Data extracted from a collection

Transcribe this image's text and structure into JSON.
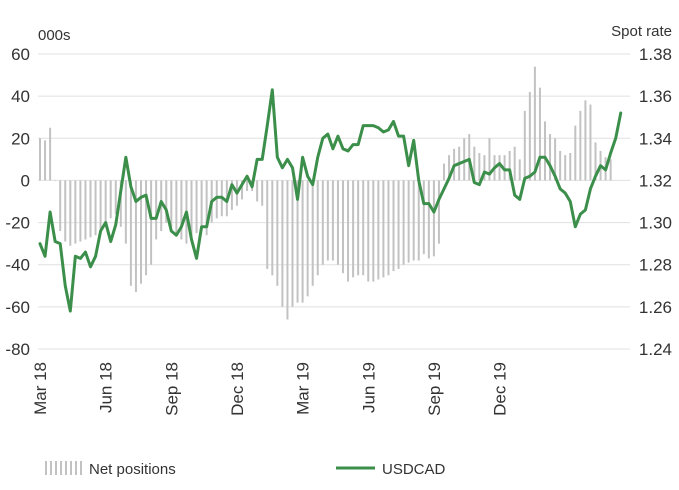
{
  "chart_data": {
    "type": "bar+line",
    "left_axis_unit": "000s",
    "right_axis_unit": "Spot rate",
    "left_ylim": [
      -80,
      60
    ],
    "left_ticks": [
      "60",
      "40",
      "20",
      "0",
      "-20",
      "-40",
      "-60",
      "-80"
    ],
    "right_ylim": [
      1.24,
      1.38
    ],
    "right_ticks": [
      "1.38",
      "1.36",
      "1.34",
      "1.32",
      "1.30",
      "1.28",
      "1.26",
      "1.24"
    ],
    "x_tick_labels": [
      "Mar 18",
      "Jun 18",
      "Sep 18",
      "Dec 18",
      "Mar 19",
      "Jun 19",
      "Sep 19",
      "Dec 19"
    ],
    "x_tick_indices": [
      0,
      13,
      26,
      39,
      52,
      65,
      78,
      91
    ],
    "grid": "horizontal",
    "legend_placement": "bottom",
    "series": [
      {
        "name": "Net positions",
        "type": "bar",
        "axis": "left",
        "color": "#c2c2c2",
        "values": [
          20,
          19,
          25,
          0,
          -24,
          -29,
          -31,
          -30,
          -29,
          -28,
          -27,
          -26,
          -24,
          -20,
          -18,
          -16,
          -22,
          -30,
          -50,
          -53,
          -49,
          -45,
          -40,
          -28,
          -24,
          -20,
          -22,
          -26,
          -28,
          -30,
          -27,
          -25,
          -24,
          -26,
          -20,
          -18,
          -17,
          -17,
          -14,
          -12,
          -9,
          -5,
          -5,
          -10,
          -12,
          -42,
          -45,
          -50,
          -60,
          -66,
          -60,
          -58,
          -58,
          -55,
          -50,
          -45,
          -40,
          -38,
          -38,
          -40,
          -44,
          -48,
          -46,
          -45,
          -45,
          -48,
          -48,
          -47,
          -46,
          -45,
          -43,
          -42,
          -40,
          -39,
          -38,
          -38,
          -35,
          -37,
          -36,
          -30,
          8,
          12,
          15,
          16,
          20,
          22,
          16,
          13,
          12,
          20,
          12,
          12,
          12,
          14,
          16,
          10,
          33,
          42,
          54,
          44,
          28,
          22,
          20,
          14,
          12,
          13,
          26,
          33,
          38,
          36,
          18,
          14,
          11,
          10
        ]
      },
      {
        "name": "USDCAD",
        "type": "line",
        "axis": "right",
        "color": "#3b8f4a",
        "values": [
          1.29,
          1.284,
          1.305,
          1.291,
          1.29,
          1.27,
          1.258,
          1.284,
          1.283,
          1.286,
          1.279,
          1.284,
          1.296,
          1.3,
          1.291,
          1.299,
          1.315,
          1.331,
          1.317,
          1.31,
          1.312,
          1.313,
          1.302,
          1.302,
          1.31,
          1.306,
          1.296,
          1.294,
          1.298,
          1.305,
          1.292,
          1.283,
          1.298,
          1.298,
          1.31,
          1.312,
          1.312,
          1.31,
          1.318,
          1.314,
          1.318,
          1.322,
          1.317,
          1.33,
          1.33,
          1.346,
          1.363,
          1.331,
          1.326,
          1.33,
          1.326,
          1.311,
          1.331,
          1.322,
          1.318,
          1.331,
          1.34,
          1.342,
          1.335,
          1.341,
          1.335,
          1.334,
          1.337,
          1.337,
          1.346,
          1.346,
          1.346,
          1.345,
          1.343,
          1.344,
          1.348,
          1.341,
          1.341,
          1.327,
          1.339,
          1.32,
          1.309,
          1.309,
          1.305,
          1.311,
          1.316,
          1.321,
          1.327,
          1.328,
          1.329,
          1.33,
          1.319,
          1.318,
          1.324,
          1.323,
          1.326,
          1.328,
          1.325,
          1.325,
          1.313,
          1.311,
          1.321,
          1.322,
          1.324,
          1.331,
          1.331,
          1.327,
          1.322,
          1.316,
          1.314,
          1.31,
          1.298,
          1.304,
          1.306,
          1.316,
          1.322,
          1.327,
          1.325,
          1.333,
          1.34,
          1.352
        ]
      }
    ],
    "legend": [
      {
        "label": "Net positions",
        "symbol": "bars"
      },
      {
        "label": "USDCAD",
        "symbol": "line"
      }
    ]
  }
}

▶ **Directions for this task**
Reproduce the full listing faithfully, but do not carry over any pictures.

▶ **Written solution**
Transcribe this image's text and structure into JSON.
{
  "chart_data": {
    "type": "bar+line",
    "left_axis_unit": "000s",
    "right_axis_unit": "Spot rate",
    "left_ylim": [
      -80,
      60
    ],
    "left_ticks": [
      "60",
      "40",
      "20",
      "0",
      "-20",
      "-40",
      "-60",
      "-80"
    ],
    "right_ylim": [
      1.24,
      1.38
    ],
    "right_ticks": [
      "1.38",
      "1.36",
      "1.34",
      "1.32",
      "1.30",
      "1.28",
      "1.26",
      "1.24"
    ],
    "x_tick_labels": [
      "Mar 18",
      "Jun 18",
      "Sep 18",
      "Dec 18",
      "Mar 19",
      "Jun 19",
      "Sep 19",
      "Dec 19"
    ],
    "x_tick_indices": [
      0,
      13,
      26,
      39,
      52,
      65,
      78,
      91
    ],
    "grid": "horizontal",
    "legend_placement": "bottom",
    "series": [
      {
        "name": "Net positions",
        "type": "bar",
        "axis": "left",
        "color": "#c2c2c2",
        "values": [
          20,
          19,
          25,
          0,
          -24,
          -29,
          -31,
          -30,
          -29,
          -28,
          -27,
          -26,
          -24,
          -20,
          -18,
          -16,
          -22,
          -30,
          -50,
          -53,
          -49,
          -45,
          -40,
          -28,
          -24,
          -20,
          -22,
          -26,
          -28,
          -30,
          -27,
          -25,
          -24,
          -26,
          -20,
          -18,
          -17,
          -17,
          -14,
          -12,
          -9,
          -5,
          -5,
          -10,
          -12,
          -42,
          -45,
          -50,
          -60,
          -66,
          -60,
          -58,
          -58,
          -55,
          -50,
          -45,
          -40,
          -38,
          -38,
          -40,
          -44,
          -48,
          -46,
          -45,
          -45,
          -48,
          -48,
          -47,
          -46,
          -45,
          -43,
          -42,
          -40,
          -39,
          -38,
          -38,
          -35,
          -37,
          -36,
          -30,
          8,
          12,
          15,
          16,
          20,
          22,
          16,
          13,
          12,
          20,
          12,
          12,
          12,
          14,
          16,
          10,
          33,
          42,
          54,
          44,
          28,
          22,
          20,
          14,
          12,
          13,
          26,
          33,
          38,
          36,
          18,
          14,
          11,
          10
        ]
      },
      {
        "name": "USDCAD",
        "type": "line",
        "axis": "right",
        "color": "#3b8f4a",
        "values": [
          1.29,
          1.284,
          1.305,
          1.291,
          1.29,
          1.27,
          1.258,
          1.284,
          1.283,
          1.286,
          1.279,
          1.284,
          1.296,
          1.3,
          1.291,
          1.299,
          1.315,
          1.331,
          1.317,
          1.31,
          1.312,
          1.313,
          1.302,
          1.302,
          1.31,
          1.306,
          1.296,
          1.294,
          1.298,
          1.305,
          1.292,
          1.283,
          1.298,
          1.298,
          1.31,
          1.312,
          1.312,
          1.31,
          1.318,
          1.314,
          1.318,
          1.322,
          1.317,
          1.33,
          1.33,
          1.346,
          1.363,
          1.331,
          1.326,
          1.33,
          1.326,
          1.311,
          1.331,
          1.322,
          1.318,
          1.331,
          1.34,
          1.342,
          1.335,
          1.341,
          1.335,
          1.334,
          1.337,
          1.337,
          1.346,
          1.346,
          1.346,
          1.345,
          1.343,
          1.344,
          1.348,
          1.341,
          1.341,
          1.327,
          1.339,
          1.32,
          1.309,
          1.309,
          1.305,
          1.311,
          1.316,
          1.321,
          1.327,
          1.328,
          1.329,
          1.33,
          1.319,
          1.318,
          1.324,
          1.323,
          1.326,
          1.328,
          1.325,
          1.325,
          1.313,
          1.311,
          1.321,
          1.322,
          1.324,
          1.331,
          1.331,
          1.327,
          1.322,
          1.316,
          1.314,
          1.31,
          1.298,
          1.304,
          1.306,
          1.316,
          1.322,
          1.327,
          1.325,
          1.333,
          1.34,
          1.352
        ]
      }
    ],
    "legend": [
      {
        "label": "Net positions",
        "symbol": "bars"
      },
      {
        "label": "USDCAD",
        "symbol": "line"
      }
    ]
  }
}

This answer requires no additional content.